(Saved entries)

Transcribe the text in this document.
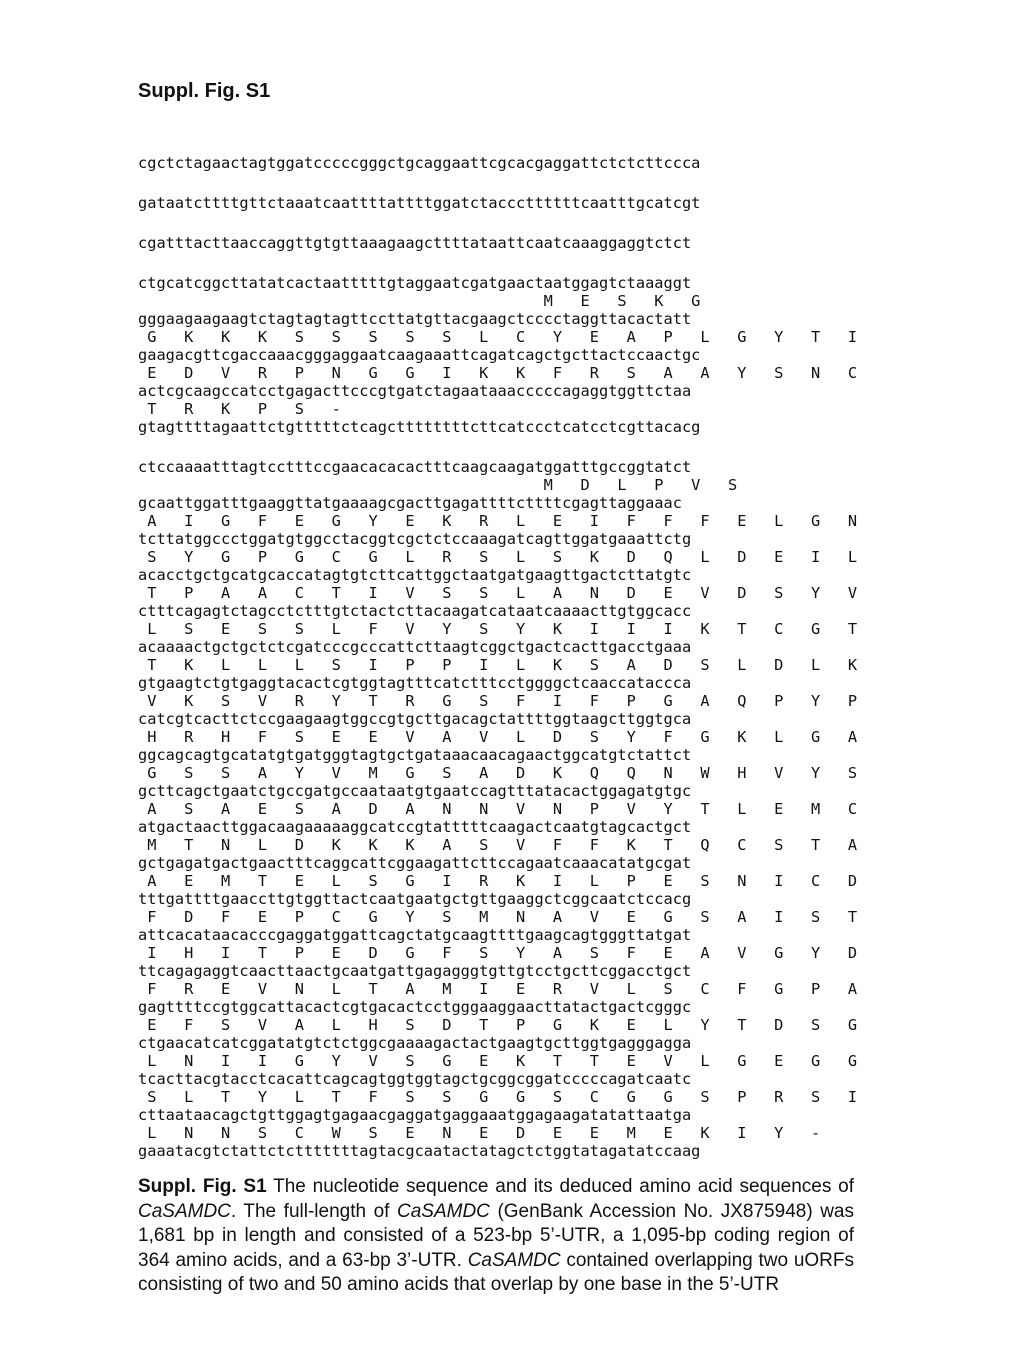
Suppl. Fig. S1
cgctctagaactagtggatcccccgggctgcaggaattcgcacgaggattctctcttccca
gataatcttttgttctaaatcaattttattttggatctacccttttttcaatttgcatcgt
cgatttacttaaccaggttgtgttaaagaagcttttataattcaatcaaaggaggtctct
ctgcatcggcttatatcactaatttttgtaggaatcgatgaactaatggagtctaaaggt
M   E   S   K   G
gggaagaagaagtctagtagtagttccttatgttacgaagctcccctaggttacactatt
G   K   K   K   S   S   S   S   S   L   C   Y   E   A   P   L   G   Y   T   I
gaagacgttcgaccaaacgggaggaatcaagaaattcagatcagctgcttactccaactgc
E   D   V   R   P   N   G   G   I   K   K   F   R   S   A   A   Y   S   N   C
actcgcaagccatcctgagacttcccgtgatctagaataaacccccagaggtggttctaa
T   R   K   P   S   -
gtagttttagaattctgtttttctcagcttttttttcttcatccctcatcctcgttacacg
ctccaaaatttagtcctttccgaacacacactttcaagcaagatggatttgccggtatct
M   D   L   P   V   S
gcaattggatttgaaggttatgaaaagcgacttgagattttcttttcgagttaggaaac
A   I   G   F   E   G   Y   E   K   R   L   E   I   F   F   F   E   L   G   N
tcttatggccctggatgtggcctacggtcgctctccaaagatcagttggatgaaattctg
S   Y   G   P   G   C   G   L   R   S   L   S   K   D   Q   L   D   E   I   L
acacctgctgcatgcaccatagtgtcttcattggctaatgatgaagttgactcttatgtc
T   P   A   A   C   T   I   V   S   S   L   A   N   D   E   V   D   S   Y   V
ctttcagagtctagcctctttgtctactcttacaagatcataatcaaaacttgtggcacc
L   S   E   S   S   L   F   V   Y   S   Y   K   I   I   I   K   T   C   G   T
acaaaactgctgctctcgatcccgcccattcttaagtcggctgactcacttgacctgaaa
T   K   L   L   L   S   I   P   P   I   L   K   S   A   D   S   L   D   L   K
gtgaagtctgtgaggtacactcgtggtagtttcatctttcctggggctcaaccataccca
V   K   S   V   R   Y   T   R   G   S   F   I   F   P   G   A   Q   P   Y   P
catcgtcacttctccgaagaagtggccgtgcttgacagctattttggtaagcttggtgca
H   R   H   F   S   E   E   V   A   V   L   D   S   Y   F   G   K   L   G   A
ggcagcagtgcatatgtgatgggtagtgctgataaacaacagaactggcatgtctattct
G   S   S   A   Y   V   M   G   S   A   D   K   Q   Q   N   W   H   V   Y   S
gcttcagctgaatctgccgatgccaataatgtgaatccagtttatacactggagatgtgc
A   S   A   E   S   A   D   A   N   N   V   N   P   V   Y   T   L   E   M   C
atgactaacttggacaagaaaaaggcatccgtatttttcaagactcaatgtagcactgct
M   T   N   L   D   K   K   K   A   S   V   F   F   K   T   Q   C   S   T   A
gctgagatgactgaactttcaggcattcggaagattcttccagaatcaaacatatgcgat
A   E   M   T   E   L   S   G   I   R   K   I   L   P   E   S   N   I   C   D
tttgattttgaaccttgtggttactcaatgaatgctgttgaaggctcggcaatctccacg
F   D   F   E   P   C   G   Y   S   M   N   A   V   E   G   S   A   I   S   T
attcacataacacccgaggatggattcagctatgcaagttttgaagcagtgggttatgat
I   H   I   T   P   E   D   G   F   S   Y   A   S   F   E   A   V   G   Y   D
ttcagagaggtcaacttaactgcaatgattgagagggtgttgtcctgcttcggacctgct
F   R   E   V   N   L   T   A   M   I   E   R   V   L   S   C   F   G   P   A
gagttttccgtggcattacactcgtgacactcctgggaaggaacttatactgactcgggc
E   F   S   V   A   L   H   S   D   T   P   G   K   E   L   Y   T   D   S   G
ctgaacatcatcggatatgtctctggcgaaaagactactgaagtgcttggtgagggagga
L   N   I   I   G   Y   V   S   G   E   K   T   T   E   V   L   G   E   G   G
tcacttacgtacctcacattcagcagtggtggtagctgcggcggatcccccagatcaatc
S   L   T   Y   L   T   F   S   S   G   G   S   C   G   G   S   P   R   S   I
cttaataacagctgttggagtgagaacgaggatgaggaaatggagaagatatattaatga
L   N   N   S   C   W   S   E   N   E   D   E   E   M   E   K   I   Y   -
gaaatacgtctattctctttttttagtacgcaatactatagctctggtatagatatccaag

Suppl. Fig. S1 The nucleotide sequence and its deduced amino acid sequences of CaSAMDC. The full-length of CaSAMDC (GenBank Accession No. JX875948) was 1,681 bp in length and consisted of a 523-bp 5’-UTR, a 1,095-bp coding region of 364 amino acids, and a 63-bp 3’-UTR. CaSAMDC contained overlapping two uORFs consisting of two and 50 amino acids that overlap by one base in the 5’-UTR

WHAT THE TASK REQUIRES =>
Find the lines above that include the string "Suppl" and copy them.

REPLY TO THE EXERCISE =>
Suppl. Fig. S1
Suppl. Fig. S1 The nucleotide sequence and its deduced amino acid sequences of CaSAMDC. The full-length of CaSAMDC (GenBank Accession No. JX875948) was 1,681 bp in length and consisted of a 523-bp 5’-UTR, a 1,095-bp coding region of 364 amino acids, and a 63-bp 3’-UTR. CaSAMDC contained overlapping two uORFs consisting of two and 50 amino acids that overlap by one base in the 5’-UTR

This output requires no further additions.